# start of MATERIALS PROVIDED

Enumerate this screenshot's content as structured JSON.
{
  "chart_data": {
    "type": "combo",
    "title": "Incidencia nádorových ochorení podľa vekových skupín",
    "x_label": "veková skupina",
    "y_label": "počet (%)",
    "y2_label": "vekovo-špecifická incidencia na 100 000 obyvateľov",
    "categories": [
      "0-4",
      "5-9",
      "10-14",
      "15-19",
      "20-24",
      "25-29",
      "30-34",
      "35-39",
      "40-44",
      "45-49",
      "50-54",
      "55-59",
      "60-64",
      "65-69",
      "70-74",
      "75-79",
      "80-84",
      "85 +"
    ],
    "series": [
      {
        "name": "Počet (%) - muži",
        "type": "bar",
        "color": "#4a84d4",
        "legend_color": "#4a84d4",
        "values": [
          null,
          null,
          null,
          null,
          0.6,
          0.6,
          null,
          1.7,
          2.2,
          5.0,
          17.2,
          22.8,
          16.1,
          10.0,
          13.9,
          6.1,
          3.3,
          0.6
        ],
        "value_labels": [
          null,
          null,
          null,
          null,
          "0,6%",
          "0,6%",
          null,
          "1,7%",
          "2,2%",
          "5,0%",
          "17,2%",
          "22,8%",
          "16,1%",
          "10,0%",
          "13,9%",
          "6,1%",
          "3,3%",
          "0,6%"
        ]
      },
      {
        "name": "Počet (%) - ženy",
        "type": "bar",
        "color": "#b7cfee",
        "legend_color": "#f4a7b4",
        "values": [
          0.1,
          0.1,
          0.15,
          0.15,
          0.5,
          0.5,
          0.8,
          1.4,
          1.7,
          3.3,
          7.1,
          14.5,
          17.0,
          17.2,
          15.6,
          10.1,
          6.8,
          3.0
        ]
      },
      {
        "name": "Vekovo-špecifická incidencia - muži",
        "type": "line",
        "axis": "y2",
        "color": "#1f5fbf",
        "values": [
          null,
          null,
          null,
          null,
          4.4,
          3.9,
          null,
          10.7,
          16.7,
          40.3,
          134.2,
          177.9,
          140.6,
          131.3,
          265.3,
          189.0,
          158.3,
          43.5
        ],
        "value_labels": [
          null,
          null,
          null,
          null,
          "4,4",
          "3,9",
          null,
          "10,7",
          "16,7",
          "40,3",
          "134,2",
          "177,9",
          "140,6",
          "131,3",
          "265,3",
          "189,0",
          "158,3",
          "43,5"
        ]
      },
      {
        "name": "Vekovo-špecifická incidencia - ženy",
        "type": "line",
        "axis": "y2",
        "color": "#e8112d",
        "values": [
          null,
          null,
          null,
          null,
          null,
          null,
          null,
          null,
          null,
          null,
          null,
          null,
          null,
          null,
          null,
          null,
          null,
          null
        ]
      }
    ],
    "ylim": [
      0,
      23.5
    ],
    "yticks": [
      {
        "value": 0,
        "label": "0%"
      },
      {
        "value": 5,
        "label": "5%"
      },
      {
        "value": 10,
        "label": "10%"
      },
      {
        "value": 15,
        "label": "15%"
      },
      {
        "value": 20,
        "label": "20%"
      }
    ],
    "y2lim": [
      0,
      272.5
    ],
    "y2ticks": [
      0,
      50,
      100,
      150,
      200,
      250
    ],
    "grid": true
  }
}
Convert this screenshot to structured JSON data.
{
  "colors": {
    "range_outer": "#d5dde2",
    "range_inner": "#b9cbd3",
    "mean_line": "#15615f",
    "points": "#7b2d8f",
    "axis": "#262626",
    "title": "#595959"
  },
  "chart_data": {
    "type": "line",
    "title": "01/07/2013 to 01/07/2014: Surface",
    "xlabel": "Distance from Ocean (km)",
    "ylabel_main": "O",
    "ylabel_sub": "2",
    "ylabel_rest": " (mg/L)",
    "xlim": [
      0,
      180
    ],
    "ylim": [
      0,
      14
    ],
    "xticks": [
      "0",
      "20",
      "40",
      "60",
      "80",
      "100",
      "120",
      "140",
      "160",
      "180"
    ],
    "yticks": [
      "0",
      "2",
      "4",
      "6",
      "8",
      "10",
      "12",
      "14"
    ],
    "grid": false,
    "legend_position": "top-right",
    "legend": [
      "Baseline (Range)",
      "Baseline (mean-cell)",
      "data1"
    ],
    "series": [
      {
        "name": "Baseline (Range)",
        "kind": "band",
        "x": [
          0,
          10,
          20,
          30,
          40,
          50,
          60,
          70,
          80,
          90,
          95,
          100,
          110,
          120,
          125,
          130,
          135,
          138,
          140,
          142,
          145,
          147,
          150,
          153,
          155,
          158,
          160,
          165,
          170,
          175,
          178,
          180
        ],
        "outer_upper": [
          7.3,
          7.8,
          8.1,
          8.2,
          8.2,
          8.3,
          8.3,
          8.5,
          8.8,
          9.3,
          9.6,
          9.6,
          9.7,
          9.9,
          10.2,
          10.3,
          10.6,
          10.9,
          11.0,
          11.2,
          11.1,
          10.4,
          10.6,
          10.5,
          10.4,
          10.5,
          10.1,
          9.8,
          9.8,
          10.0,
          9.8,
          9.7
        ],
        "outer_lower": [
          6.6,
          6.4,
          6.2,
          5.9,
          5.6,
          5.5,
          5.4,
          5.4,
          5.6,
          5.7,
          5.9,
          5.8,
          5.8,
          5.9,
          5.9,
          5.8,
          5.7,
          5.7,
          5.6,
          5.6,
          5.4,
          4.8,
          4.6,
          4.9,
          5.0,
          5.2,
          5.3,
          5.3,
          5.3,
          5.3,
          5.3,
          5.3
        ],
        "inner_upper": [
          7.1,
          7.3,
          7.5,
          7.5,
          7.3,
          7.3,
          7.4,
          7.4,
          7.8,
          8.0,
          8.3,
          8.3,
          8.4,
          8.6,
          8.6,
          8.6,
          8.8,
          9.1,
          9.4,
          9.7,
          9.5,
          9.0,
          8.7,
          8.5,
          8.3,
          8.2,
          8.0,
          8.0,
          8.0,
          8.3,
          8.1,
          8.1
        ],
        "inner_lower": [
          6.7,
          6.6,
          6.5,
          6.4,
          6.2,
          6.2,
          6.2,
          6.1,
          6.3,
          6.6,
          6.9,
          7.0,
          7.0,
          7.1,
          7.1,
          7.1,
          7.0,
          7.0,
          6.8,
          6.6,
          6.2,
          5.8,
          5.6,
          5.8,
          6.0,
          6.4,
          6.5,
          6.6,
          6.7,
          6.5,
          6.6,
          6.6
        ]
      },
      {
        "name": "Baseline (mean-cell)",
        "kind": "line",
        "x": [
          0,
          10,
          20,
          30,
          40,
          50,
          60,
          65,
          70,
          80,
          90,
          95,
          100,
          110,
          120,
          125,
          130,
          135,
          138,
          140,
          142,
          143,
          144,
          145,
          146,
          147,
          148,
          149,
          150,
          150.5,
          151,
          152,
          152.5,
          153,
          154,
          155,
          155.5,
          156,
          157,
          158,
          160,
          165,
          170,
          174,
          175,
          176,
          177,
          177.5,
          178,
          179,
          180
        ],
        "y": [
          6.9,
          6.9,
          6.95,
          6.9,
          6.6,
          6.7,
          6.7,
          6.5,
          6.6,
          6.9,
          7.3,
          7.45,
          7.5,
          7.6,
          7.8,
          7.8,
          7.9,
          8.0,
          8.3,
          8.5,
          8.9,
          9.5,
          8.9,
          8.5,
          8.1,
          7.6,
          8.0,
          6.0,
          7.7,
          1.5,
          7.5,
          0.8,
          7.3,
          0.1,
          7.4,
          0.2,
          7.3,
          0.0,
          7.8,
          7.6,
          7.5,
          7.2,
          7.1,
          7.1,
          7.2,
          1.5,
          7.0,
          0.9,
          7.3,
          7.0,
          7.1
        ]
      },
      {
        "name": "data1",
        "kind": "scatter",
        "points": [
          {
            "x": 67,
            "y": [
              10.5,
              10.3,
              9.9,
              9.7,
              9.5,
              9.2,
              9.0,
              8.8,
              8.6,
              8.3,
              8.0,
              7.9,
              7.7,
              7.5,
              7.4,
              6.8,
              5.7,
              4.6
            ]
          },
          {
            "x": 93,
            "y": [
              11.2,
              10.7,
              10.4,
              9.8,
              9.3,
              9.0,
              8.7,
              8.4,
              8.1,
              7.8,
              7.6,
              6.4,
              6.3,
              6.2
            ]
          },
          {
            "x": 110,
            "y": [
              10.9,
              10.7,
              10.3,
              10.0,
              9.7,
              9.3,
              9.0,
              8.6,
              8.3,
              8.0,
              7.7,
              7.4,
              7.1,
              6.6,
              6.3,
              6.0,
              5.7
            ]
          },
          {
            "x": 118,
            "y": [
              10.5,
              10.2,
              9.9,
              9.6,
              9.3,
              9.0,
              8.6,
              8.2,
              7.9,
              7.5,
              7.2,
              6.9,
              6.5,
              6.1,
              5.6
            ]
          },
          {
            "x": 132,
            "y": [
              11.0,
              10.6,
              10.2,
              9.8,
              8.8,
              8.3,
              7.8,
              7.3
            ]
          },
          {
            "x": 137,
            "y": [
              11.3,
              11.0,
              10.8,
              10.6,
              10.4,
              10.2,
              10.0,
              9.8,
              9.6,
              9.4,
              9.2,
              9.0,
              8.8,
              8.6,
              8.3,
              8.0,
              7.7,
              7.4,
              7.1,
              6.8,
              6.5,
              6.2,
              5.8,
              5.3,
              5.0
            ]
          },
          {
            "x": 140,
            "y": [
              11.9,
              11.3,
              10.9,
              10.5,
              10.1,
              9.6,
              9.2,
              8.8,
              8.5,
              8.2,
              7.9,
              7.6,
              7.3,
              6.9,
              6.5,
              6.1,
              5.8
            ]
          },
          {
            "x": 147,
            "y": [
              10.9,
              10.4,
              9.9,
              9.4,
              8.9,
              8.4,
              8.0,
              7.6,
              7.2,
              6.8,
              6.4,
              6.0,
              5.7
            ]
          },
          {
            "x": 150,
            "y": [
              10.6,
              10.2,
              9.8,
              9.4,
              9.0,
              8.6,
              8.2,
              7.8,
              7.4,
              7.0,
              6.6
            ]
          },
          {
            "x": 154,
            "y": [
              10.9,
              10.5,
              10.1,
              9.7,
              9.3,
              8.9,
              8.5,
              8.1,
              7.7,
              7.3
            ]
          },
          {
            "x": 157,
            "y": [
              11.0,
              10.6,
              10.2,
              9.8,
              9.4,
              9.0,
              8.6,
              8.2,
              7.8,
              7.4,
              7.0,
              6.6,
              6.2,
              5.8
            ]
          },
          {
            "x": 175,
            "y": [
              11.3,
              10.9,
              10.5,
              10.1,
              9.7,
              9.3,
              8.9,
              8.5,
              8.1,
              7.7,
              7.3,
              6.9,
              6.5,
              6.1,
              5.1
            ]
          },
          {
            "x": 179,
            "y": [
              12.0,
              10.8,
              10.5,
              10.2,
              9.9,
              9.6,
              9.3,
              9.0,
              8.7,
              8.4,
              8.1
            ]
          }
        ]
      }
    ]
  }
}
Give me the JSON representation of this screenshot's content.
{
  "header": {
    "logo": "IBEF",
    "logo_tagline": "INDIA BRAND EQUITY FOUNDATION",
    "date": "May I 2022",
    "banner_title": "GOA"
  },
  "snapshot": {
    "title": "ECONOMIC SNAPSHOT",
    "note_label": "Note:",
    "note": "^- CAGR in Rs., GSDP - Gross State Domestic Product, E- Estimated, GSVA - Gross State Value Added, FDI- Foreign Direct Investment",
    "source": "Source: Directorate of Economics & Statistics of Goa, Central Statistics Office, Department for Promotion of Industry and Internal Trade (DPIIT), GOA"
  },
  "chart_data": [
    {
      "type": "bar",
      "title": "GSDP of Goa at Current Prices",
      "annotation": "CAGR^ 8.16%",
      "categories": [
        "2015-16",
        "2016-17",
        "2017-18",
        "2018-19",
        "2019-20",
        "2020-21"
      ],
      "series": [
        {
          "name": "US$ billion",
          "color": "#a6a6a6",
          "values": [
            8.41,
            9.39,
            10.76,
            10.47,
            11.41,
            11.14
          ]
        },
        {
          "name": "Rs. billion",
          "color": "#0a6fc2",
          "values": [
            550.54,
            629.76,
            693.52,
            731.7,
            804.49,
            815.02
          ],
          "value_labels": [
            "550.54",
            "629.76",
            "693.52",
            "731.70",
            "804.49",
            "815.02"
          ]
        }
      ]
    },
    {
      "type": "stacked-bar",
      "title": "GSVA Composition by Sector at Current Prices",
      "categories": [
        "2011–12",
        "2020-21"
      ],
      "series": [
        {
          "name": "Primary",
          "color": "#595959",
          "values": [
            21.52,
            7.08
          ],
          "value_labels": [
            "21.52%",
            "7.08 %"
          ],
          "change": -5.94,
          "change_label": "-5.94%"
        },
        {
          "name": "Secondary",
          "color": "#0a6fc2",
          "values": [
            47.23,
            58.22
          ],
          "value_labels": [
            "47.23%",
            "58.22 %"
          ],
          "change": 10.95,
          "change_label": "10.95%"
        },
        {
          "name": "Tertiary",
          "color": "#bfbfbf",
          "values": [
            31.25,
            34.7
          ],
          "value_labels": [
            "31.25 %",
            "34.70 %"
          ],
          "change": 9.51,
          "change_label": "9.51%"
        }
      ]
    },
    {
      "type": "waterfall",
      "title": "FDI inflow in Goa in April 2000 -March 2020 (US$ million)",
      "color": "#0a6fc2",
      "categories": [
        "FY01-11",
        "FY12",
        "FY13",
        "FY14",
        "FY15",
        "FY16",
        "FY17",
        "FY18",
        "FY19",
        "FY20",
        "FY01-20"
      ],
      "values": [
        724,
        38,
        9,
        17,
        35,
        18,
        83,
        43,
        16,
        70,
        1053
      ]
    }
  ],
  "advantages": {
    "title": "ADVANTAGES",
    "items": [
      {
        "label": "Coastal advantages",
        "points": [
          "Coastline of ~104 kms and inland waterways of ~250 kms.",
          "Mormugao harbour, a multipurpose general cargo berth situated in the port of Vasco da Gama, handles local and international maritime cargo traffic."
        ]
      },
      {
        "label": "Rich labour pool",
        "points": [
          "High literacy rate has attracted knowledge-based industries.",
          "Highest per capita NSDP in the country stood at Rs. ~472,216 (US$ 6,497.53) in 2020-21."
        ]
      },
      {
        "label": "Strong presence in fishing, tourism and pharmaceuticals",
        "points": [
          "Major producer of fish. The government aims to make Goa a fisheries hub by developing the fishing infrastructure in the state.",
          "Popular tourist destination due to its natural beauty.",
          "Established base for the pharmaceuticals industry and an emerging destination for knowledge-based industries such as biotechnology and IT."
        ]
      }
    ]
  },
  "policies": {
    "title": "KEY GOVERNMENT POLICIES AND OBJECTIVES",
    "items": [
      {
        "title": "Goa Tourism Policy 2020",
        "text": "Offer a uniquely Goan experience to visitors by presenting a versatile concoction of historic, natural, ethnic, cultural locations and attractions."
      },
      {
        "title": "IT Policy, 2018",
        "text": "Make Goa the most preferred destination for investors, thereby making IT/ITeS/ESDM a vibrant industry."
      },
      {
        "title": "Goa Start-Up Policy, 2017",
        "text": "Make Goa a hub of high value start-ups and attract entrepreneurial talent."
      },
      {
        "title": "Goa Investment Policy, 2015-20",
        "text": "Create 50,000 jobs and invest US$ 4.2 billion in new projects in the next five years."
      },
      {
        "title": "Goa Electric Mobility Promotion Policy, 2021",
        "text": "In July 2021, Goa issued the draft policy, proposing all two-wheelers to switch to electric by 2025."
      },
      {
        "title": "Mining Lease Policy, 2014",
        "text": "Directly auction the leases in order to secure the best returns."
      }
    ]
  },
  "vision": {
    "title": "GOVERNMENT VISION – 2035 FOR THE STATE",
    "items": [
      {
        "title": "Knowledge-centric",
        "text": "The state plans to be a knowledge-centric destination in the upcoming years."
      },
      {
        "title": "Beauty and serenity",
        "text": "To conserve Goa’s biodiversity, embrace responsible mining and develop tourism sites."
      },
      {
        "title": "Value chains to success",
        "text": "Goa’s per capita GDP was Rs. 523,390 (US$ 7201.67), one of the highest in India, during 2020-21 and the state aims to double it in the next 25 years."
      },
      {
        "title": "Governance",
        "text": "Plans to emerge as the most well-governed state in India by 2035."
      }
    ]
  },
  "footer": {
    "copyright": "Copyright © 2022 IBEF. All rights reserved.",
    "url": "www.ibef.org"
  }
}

# end of MATERIALS PROVIDED

REQUIREMENTS — Count each line with "content" in it and report that figure by itself.

SOLUTION TO THE EXERCISE — 2